### Task prompt
Pictures in the records should not be copied, but every other part must be repeated exactly.

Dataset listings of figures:
────────────────────────────────────────

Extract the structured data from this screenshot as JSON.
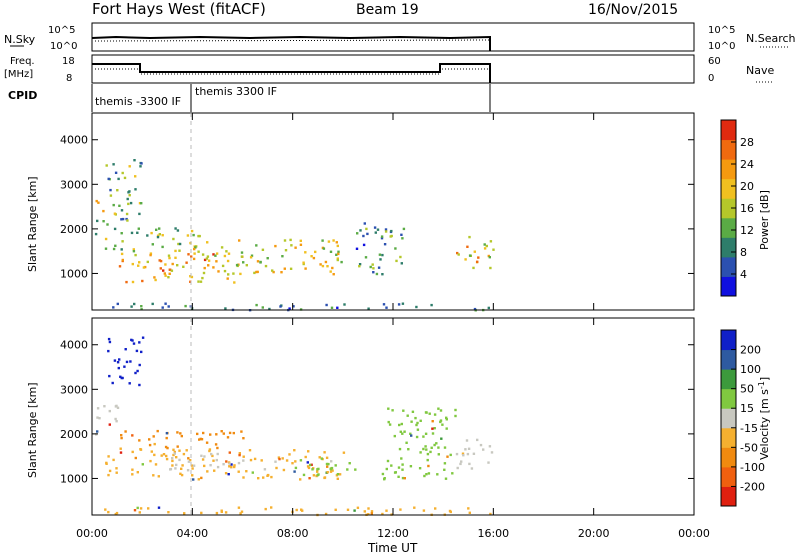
{
  "header": {
    "station": "Fort Hays West (fitACF)",
    "beam": "Beam 19",
    "date": "16/Nov/2015"
  },
  "top_panels": {
    "nsky_label": "N.Sky",
    "nsky_ticks": [
      "10^5",
      "10^0"
    ],
    "nsearch_label": "N.Search",
    "nsearch_ticks": [
      "10^5",
      "10^0"
    ],
    "freq_label_1": "Freq.",
    "freq_label_2": "[MHz]",
    "freq_ticks": [
      "18",
      "8"
    ],
    "nave_label": "Nave",
    "nave_ticks": [
      "60",
      "0"
    ],
    "cpid_label": "CPID",
    "cpid_1": "themis -3300 IF",
    "cpid_2": "themis 3300 IF"
  },
  "chart_data": [
    {
      "type": "heatmap",
      "name": "power",
      "ylabel": "Slant Range [km]",
      "y_ticks": [
        "1000",
        "2000",
        "3000",
        "4000"
      ],
      "ylim": [
        180,
        4600
      ],
      "xlim": [
        "00:00",
        "24:00"
      ],
      "colorbar_label": "Power [dB]",
      "colorbar_ticks": [
        "4",
        "8",
        "12",
        "16",
        "20",
        "24",
        "28"
      ],
      "colorbar_colors": [
        "#1010e0",
        "#2b50b0",
        "#2e7d6a",
        "#5aab45",
        "#b5c72a",
        "#f0c020",
        "#f59a10",
        "#f06a10",
        "#e02a10"
      ],
      "colorbar_range": [
        0,
        32
      ],
      "bands": [
        {
          "t0": 0.1,
          "t1": 0.5,
          "r0": 1900,
          "r1": 2800,
          "level": 16
        },
        {
          "t0": 0.5,
          "t1": 2.0,
          "r0": 2100,
          "r1": 3600,
          "level": 12
        },
        {
          "t0": 0.5,
          "t1": 4.5,
          "r0": 1500,
          "r1": 2100,
          "level": 14
        },
        {
          "t0": 1.0,
          "t1": 6.0,
          "r0": 800,
          "r1": 1500,
          "level": 22
        },
        {
          "t0": 4.0,
          "t1": 10.0,
          "r0": 1000,
          "r1": 1800,
          "level": 18
        },
        {
          "t0": 10.5,
          "t1": 12.5,
          "r0": 1000,
          "r1": 2200,
          "level": 10
        },
        {
          "t0": 14.5,
          "t1": 16.0,
          "r0": 1100,
          "r1": 1900,
          "level": 20
        },
        {
          "t0": 0.2,
          "t1": 16.0,
          "r0": 200,
          "r1": 350,
          "level": 8
        }
      ]
    },
    {
      "type": "heatmap",
      "name": "velocity",
      "ylabel": "Slant Range [km]",
      "y_ticks": [
        "1000",
        "2000",
        "3000",
        "4000"
      ],
      "ylim": [
        180,
        4600
      ],
      "xlim": [
        "00:00",
        "24:00"
      ],
      "x_ticks": [
        "00:00",
        "04:00",
        "08:00",
        "12:00",
        "16:00",
        "20:00",
        "00:00"
      ],
      "xlabel": "Time UT",
      "colorbar_label": "Velocity [m s-1]",
      "colorbar_label_main": "Velocity [m s",
      "colorbar_label_sup": "-1",
      "colorbar_label_end": "]",
      "colorbar_ticks": [
        "-200",
        "-100",
        "-50",
        "-15",
        "15",
        "50",
        "100",
        "200"
      ],
      "colorbar_colors": [
        "#e02010",
        "#f06010",
        "#f08a10",
        "#f5b030",
        "#c8c8c0",
        "#80c840",
        "#3c9a3c",
        "#2e5aa0",
        "#1020c8"
      ],
      "bands": [
        {
          "t0": 0.6,
          "t1": 2.0,
          "r0": 3100,
          "r1": 4200,
          "level": "#1020c8"
        },
        {
          "t0": 0.1,
          "t1": 1.0,
          "r0": 1900,
          "r1": 2700,
          "level": "#c8c8c0"
        },
        {
          "t0": 1.0,
          "t1": 6.0,
          "r0": 1700,
          "r1": 2100,
          "level": "#f08a10"
        },
        {
          "t0": 0.5,
          "t1": 10.0,
          "r0": 1000,
          "r1": 1700,
          "level": "#f5b030"
        },
        {
          "t0": 3.0,
          "t1": 6.0,
          "r0": 1200,
          "r1": 1600,
          "level": "#c8c8c0"
        },
        {
          "t0": 8.0,
          "t1": 10.5,
          "r0": 1000,
          "r1": 1500,
          "level": "#80c840"
        },
        {
          "t0": 14.5,
          "t1": 16.0,
          "r0": 1200,
          "r1": 1900,
          "level": "#c8c8c0"
        },
        {
          "t0": 11.5,
          "t1": 14.5,
          "r0": 1000,
          "r1": 2600,
          "level": "#80c840"
        },
        {
          "t0": 0.2,
          "t1": 16.0,
          "r0": 200,
          "r1": 380,
          "level": "#f5b030"
        }
      ]
    }
  ]
}
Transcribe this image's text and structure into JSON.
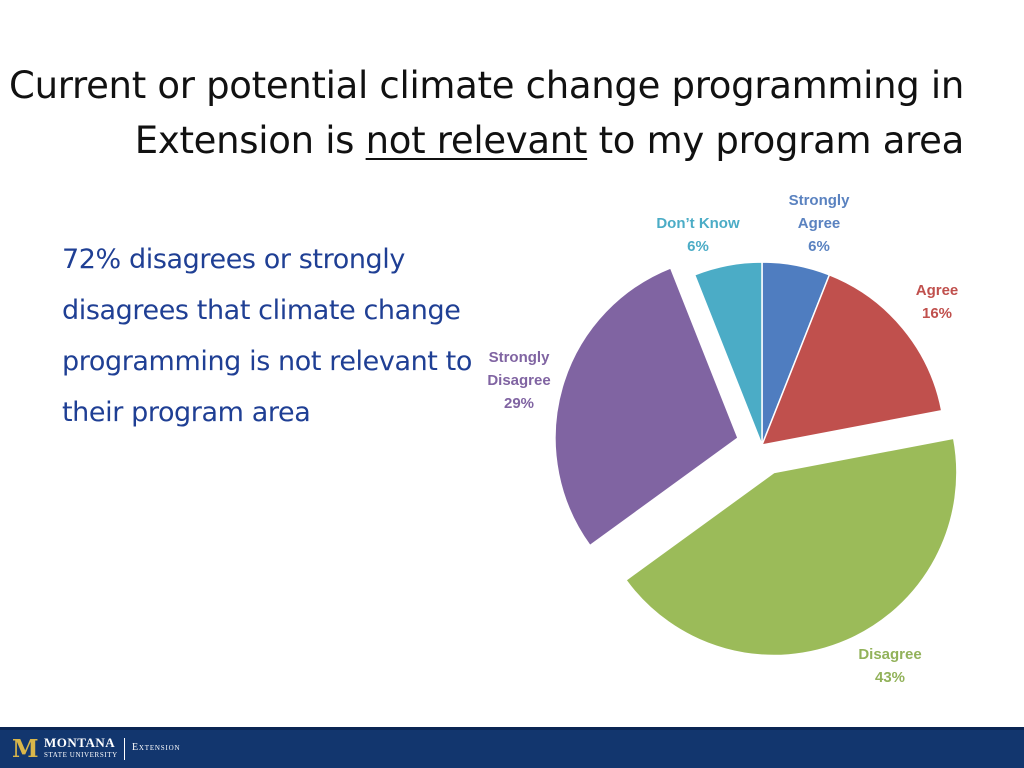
{
  "slide": {
    "title_line1": "Current or potential climate change programming in",
    "title_line2_pre": "Extension is ",
    "title_line2_emph": "not relevant",
    "title_line2_post": " to my program area",
    "summary": "72% disagrees or strongly disagrees that climate change programming is not relevant to their program area"
  },
  "footer": {
    "logo_letter": "M",
    "university_line1": "MONTANA",
    "university_line2": "STATE UNIVERSITY",
    "unit": "Extension"
  },
  "colors": {
    "title_text": "#111111",
    "summary_text": "#1f3f94",
    "footer_bg": "#12366e",
    "logo_gold": "#d9b64a"
  },
  "chart_data": {
    "type": "pie",
    "title": "",
    "exploded_slices": [
      "Disagree",
      "Strongly Disagree"
    ],
    "slices": [
      {
        "label": "Strongly Agree",
        "value": 6,
        "display": "6%",
        "color": "#4f7dc0",
        "label_color": "#5a82c0"
      },
      {
        "label": "Agree",
        "value": 16,
        "display": "16%",
        "color": "#c0504d",
        "label_color": "#c0504d"
      },
      {
        "label": "Disagree",
        "value": 43,
        "display": "43%",
        "color": "#9bbb59",
        "label_color": "#92b25a"
      },
      {
        "label": "Strongly Disagree",
        "value": 29,
        "display": "29%",
        "color": "#8064a2",
        "label_color": "#8064a2"
      },
      {
        "label": "Don’t Know",
        "value": 6,
        "display": "6%",
        "color": "#4bacc6",
        "label_color": "#4bacc6"
      }
    ]
  }
}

────────────────────────────────────────

### Completed task
Extract the structured data from this screenshot as JSON.
{
  "header": {
    "station": "Fort Hays West (fitACF)",
    "beam": "Beam 19",
    "date": "16/Nov/2015"
  },
  "top_panels": {
    "nsky_label": "N.Sky",
    "nsky_ticks": [
      "10^5",
      "10^0"
    ],
    "nsearch_label": "N.Search",
    "nsearch_ticks": [
      "10^5",
      "10^0"
    ],
    "freq_label_1": "Freq.",
    "freq_label_2": "[MHz]",
    "freq_ticks": [
      "18",
      "8"
    ],
    "nave_label": "Nave",
    "nave_ticks": [
      "60",
      "0"
    ],
    "cpid_label": "CPID",
    "cpid_1": "themis -3300 IF",
    "cpid_2": "themis 3300 IF"
  },
  "chart_data": [
    {
      "type": "heatmap",
      "name": "power",
      "ylabel": "Slant Range [km]",
      "y_ticks": [
        "1000",
        "2000",
        "3000",
        "4000"
      ],
      "ylim": [
        180,
        4600
      ],
      "xlim": [
        "00:00",
        "24:00"
      ],
      "colorbar_label": "Power [dB]",
      "colorbar_ticks": [
        "4",
        "8",
        "12",
        "16",
        "20",
        "24",
        "28"
      ],
      "colorbar_colors": [
        "#1010e0",
        "#2b50b0",
        "#2e7d6a",
        "#5aab45",
        "#b5c72a",
        "#f0c020",
        "#f59a10",
        "#f06a10",
        "#e02a10"
      ],
      "colorbar_range": [
        0,
        32
      ],
      "bands": [
        {
          "t0": 0.1,
          "t1": 0.5,
          "r0": 1900,
          "r1": 2800,
          "level": 16
        },
        {
          "t0": 0.5,
          "t1": 2.0,
          "r0": 2100,
          "r1": 3600,
          "level": 12
        },
        {
          "t0": 0.5,
          "t1": 4.5,
          "r0": 1500,
          "r1": 2100,
          "level": 14
        },
        {
          "t0": 1.0,
          "t1": 6.0,
          "r0": 800,
          "r1": 1500,
          "level": 22
        },
        {
          "t0": 4.0,
          "t1": 10.0,
          "r0": 1000,
          "r1": 1800,
          "level": 18
        },
        {
          "t0": 10.5,
          "t1": 12.5,
          "r0": 1000,
          "r1": 2200,
          "level": 10
        },
        {
          "t0": 14.5,
          "t1": 16.0,
          "r0": 1100,
          "r1": 1900,
          "level": 20
        },
        {
          "t0": 0.2,
          "t1": 16.0,
          "r0": 200,
          "r1": 350,
          "level": 8
        }
      ]
    },
    {
      "type": "heatmap",
      "name": "velocity",
      "ylabel": "Slant Range [km]",
      "y_ticks": [
        "1000",
        "2000",
        "3000",
        "4000"
      ],
      "ylim": [
        180,
        4600
      ],
      "xlim": [
        "00:00",
        "24:00"
      ],
      "x_ticks": [
        "00:00",
        "04:00",
        "08:00",
        "12:00",
        "16:00",
        "20:00",
        "00:00"
      ],
      "xlabel": "Time UT",
      "colorbar_label": "Velocity [m s-1]",
      "colorbar_label_main": "Velocity [m s",
      "colorbar_label_sup": "-1",
      "colorbar_label_end": "]",
      "colorbar_ticks": [
        "-200",
        "-100",
        "-50",
        "-15",
        "15",
        "50",
        "100",
        "200"
      ],
      "colorbar_colors": [
        "#e02010",
        "#f06010",
        "#f08a10",
        "#f5b030",
        "#c8c8c0",
        "#80c840",
        "#3c9a3c",
        "#2e5aa0",
        "#1020c8"
      ],
      "bands": [
        {
          "t0": 0.6,
          "t1": 2.0,
          "r0": 3100,
          "r1": 4200,
          "level": "#1020c8"
        },
        {
          "t0": 0.1,
          "t1": 1.0,
          "r0": 1900,
          "r1": 2700,
          "level": "#c8c8c0"
        },
        {
          "t0": 1.0,
          "t1": 6.0,
          "r0": 1700,
          "r1": 2100,
          "level": "#f08a10"
        },
        {
          "t0": 0.5,
          "t1": 10.0,
          "r0": 1000,
          "r1": 1700,
          "level": "#f5b030"
        },
        {
          "t0": 3.0,
          "t1": 6.0,
          "r0": 1200,
          "r1": 1600,
          "level": "#c8c8c0"
        },
        {
          "t0": 8.0,
          "t1": 10.5,
          "r0": 1000,
          "r1": 1500,
          "level": "#80c840"
        },
        {
          "t0": 14.5,
          "t1": 16.0,
          "r0": 1200,
          "r1": 1900,
          "level": "#c8c8c0"
        },
        {
          "t0": 11.5,
          "t1": 14.5,
          "r0": 1000,
          "r1": 2600,
          "level": "#80c840"
        },
        {
          "t0": 0.2,
          "t1": 16.0,
          "r0": 200,
          "r1": 380,
          "level": "#f5b030"
        }
      ]
    }
  ]
}
Transcribe this image's text and structure into JSON.
{
  "slide": {
    "title_line1": "Current or potential climate change programming in",
    "title_line2_pre": "Extension is ",
    "title_line2_emph": "not relevant",
    "title_line2_post": " to my program area",
    "summary": "72% disagrees or strongly disagrees that climate change programming is not relevant to their program area"
  },
  "footer": {
    "logo_letter": "M",
    "university_line1": "MONTANA",
    "university_line2": "STATE UNIVERSITY",
    "unit": "Extension"
  },
  "colors": {
    "title_text": "#111111",
    "summary_text": "#1f3f94",
    "footer_bg": "#12366e",
    "logo_gold": "#d9b64a"
  },
  "chart_data": {
    "type": "pie",
    "title": "",
    "exploded_slices": [
      "Disagree",
      "Strongly Disagree"
    ],
    "slices": [
      {
        "label": "Strongly Agree",
        "value": 6,
        "display": "6%",
        "color": "#4f7dc0",
        "label_color": "#5a82c0"
      },
      {
        "label": "Agree",
        "value": 16,
        "display": "16%",
        "color": "#c0504d",
        "label_color": "#c0504d"
      },
      {
        "label": "Disagree",
        "value": 43,
        "display": "43%",
        "color": "#9bbb59",
        "label_color": "#92b25a"
      },
      {
        "label": "Strongly Disagree",
        "value": 29,
        "display": "29%",
        "color": "#8064a2",
        "label_color": "#8064a2"
      },
      {
        "label": "Don’t Know",
        "value": 6,
        "display": "6%",
        "color": "#4bacc6",
        "label_color": "#4bacc6"
      }
    ]
  }
}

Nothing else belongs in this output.